--- START PROVIDED RECORDS ---

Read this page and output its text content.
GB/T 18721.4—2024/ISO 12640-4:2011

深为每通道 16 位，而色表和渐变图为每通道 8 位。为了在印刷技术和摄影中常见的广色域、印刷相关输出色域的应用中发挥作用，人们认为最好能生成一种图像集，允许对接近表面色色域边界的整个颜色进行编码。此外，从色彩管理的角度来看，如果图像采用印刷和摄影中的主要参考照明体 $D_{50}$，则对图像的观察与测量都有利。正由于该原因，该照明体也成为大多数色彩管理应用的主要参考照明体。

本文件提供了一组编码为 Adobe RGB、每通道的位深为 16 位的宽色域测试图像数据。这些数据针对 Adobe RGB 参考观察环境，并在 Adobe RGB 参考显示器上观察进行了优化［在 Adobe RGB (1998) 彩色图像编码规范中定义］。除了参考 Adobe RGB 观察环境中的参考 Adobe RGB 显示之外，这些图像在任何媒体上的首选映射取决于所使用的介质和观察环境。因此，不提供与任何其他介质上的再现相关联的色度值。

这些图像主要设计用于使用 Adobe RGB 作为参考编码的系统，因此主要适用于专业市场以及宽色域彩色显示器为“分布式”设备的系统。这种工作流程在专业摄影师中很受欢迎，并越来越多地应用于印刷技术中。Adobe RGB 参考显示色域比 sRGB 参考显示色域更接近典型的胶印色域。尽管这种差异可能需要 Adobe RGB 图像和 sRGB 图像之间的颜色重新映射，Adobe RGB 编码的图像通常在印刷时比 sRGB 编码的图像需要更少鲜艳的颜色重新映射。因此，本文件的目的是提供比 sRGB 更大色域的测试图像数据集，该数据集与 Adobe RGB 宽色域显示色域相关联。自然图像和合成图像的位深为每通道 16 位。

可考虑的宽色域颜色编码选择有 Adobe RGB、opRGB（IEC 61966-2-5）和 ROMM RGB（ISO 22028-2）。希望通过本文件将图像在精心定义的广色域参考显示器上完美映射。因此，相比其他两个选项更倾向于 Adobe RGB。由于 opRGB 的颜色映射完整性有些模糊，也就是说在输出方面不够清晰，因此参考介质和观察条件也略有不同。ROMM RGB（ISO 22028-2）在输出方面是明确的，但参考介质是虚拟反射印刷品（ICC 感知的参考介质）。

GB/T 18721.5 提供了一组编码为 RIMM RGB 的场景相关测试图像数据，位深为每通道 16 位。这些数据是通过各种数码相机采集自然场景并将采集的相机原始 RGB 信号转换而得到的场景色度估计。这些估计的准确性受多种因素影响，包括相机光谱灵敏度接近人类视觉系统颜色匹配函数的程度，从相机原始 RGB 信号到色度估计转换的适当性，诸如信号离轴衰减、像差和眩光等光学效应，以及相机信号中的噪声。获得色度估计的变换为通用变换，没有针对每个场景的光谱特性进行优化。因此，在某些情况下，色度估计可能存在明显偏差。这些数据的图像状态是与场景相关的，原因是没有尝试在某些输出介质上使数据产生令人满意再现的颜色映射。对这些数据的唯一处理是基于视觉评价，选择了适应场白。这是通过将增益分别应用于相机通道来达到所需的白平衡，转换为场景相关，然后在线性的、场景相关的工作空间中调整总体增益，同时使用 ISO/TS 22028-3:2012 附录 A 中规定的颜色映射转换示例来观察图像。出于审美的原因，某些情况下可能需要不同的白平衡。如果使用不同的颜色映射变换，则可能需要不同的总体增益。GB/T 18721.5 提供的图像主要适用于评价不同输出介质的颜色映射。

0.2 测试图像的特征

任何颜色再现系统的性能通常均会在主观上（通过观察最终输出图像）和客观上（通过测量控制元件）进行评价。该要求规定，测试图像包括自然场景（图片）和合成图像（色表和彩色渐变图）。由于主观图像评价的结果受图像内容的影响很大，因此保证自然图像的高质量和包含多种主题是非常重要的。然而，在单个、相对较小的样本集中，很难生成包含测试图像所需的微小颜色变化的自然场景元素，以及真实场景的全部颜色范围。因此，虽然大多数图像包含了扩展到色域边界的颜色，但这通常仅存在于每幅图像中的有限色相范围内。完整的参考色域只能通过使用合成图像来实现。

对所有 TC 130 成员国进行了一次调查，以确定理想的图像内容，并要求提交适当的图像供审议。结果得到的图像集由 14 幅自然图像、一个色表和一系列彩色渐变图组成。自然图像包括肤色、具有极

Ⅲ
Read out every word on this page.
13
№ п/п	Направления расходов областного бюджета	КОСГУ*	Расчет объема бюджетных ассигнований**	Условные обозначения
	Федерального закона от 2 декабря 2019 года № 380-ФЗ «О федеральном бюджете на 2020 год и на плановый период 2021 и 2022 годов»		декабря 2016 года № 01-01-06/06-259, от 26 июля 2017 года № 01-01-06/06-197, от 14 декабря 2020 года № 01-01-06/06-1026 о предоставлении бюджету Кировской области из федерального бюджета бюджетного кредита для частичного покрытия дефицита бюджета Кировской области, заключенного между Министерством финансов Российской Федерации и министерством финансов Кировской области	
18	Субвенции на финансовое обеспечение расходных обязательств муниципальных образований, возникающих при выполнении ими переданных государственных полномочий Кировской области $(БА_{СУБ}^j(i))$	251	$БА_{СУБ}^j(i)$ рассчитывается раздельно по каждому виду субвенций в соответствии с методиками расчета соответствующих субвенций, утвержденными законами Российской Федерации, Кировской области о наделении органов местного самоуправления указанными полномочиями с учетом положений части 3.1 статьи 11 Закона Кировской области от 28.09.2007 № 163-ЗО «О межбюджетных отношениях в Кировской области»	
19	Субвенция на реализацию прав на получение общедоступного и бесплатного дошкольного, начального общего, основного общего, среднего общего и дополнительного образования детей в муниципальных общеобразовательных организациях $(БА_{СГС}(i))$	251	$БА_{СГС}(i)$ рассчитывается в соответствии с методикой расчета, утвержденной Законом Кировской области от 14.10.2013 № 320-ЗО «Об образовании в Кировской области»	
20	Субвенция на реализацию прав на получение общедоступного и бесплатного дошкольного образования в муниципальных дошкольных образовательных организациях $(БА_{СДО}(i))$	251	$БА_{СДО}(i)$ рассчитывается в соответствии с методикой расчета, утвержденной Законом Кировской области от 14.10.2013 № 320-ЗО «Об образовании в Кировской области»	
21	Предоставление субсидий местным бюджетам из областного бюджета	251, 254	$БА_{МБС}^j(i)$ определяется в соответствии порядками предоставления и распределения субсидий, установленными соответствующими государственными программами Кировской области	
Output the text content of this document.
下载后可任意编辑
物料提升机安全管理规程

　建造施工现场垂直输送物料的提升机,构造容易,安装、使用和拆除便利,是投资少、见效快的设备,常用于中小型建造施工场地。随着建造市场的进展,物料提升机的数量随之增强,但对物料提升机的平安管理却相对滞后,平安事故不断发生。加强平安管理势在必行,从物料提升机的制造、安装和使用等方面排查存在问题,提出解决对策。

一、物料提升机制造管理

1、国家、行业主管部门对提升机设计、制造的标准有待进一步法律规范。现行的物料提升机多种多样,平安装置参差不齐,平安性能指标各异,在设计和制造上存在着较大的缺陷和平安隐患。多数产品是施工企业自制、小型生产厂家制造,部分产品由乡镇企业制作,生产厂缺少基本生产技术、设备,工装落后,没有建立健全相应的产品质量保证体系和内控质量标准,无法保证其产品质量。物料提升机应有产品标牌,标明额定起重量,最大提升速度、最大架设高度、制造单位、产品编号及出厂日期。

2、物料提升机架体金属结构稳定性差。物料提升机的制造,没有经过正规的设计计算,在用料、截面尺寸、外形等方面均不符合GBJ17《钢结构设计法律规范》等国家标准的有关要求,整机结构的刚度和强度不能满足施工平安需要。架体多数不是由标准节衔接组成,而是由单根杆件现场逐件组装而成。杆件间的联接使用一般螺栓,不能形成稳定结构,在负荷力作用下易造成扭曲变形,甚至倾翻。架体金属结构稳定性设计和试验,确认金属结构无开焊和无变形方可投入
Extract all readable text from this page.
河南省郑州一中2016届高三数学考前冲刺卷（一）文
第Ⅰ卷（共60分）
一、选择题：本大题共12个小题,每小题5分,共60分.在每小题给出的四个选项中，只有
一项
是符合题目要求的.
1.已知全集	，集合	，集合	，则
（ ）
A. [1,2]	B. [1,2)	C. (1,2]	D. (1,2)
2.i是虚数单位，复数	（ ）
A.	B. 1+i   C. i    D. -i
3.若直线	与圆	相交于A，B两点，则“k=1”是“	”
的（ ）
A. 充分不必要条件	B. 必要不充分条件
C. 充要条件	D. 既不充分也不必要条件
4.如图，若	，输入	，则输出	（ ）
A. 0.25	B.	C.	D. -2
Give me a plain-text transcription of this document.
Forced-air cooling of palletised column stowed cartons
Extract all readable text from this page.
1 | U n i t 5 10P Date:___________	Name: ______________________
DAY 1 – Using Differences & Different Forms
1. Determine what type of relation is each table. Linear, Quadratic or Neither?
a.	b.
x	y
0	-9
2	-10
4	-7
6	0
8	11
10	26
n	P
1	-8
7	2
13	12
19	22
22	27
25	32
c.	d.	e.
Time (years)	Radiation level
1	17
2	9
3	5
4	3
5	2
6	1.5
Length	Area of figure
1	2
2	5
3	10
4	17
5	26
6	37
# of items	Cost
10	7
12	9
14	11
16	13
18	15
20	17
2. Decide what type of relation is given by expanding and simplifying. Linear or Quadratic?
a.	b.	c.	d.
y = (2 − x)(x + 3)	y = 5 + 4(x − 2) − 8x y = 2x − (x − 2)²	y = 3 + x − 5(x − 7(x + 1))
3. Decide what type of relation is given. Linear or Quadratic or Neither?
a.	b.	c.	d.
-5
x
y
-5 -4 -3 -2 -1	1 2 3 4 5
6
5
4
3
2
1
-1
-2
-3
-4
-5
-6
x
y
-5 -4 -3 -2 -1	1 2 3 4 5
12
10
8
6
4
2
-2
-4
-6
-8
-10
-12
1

--- END PROVIDED RECORDS ---

- PROBLEM TO WORK ON -
Go through the material above and count the lines that contain "page"; answer with the number alone.

- PROBLEM SOLUTION -
4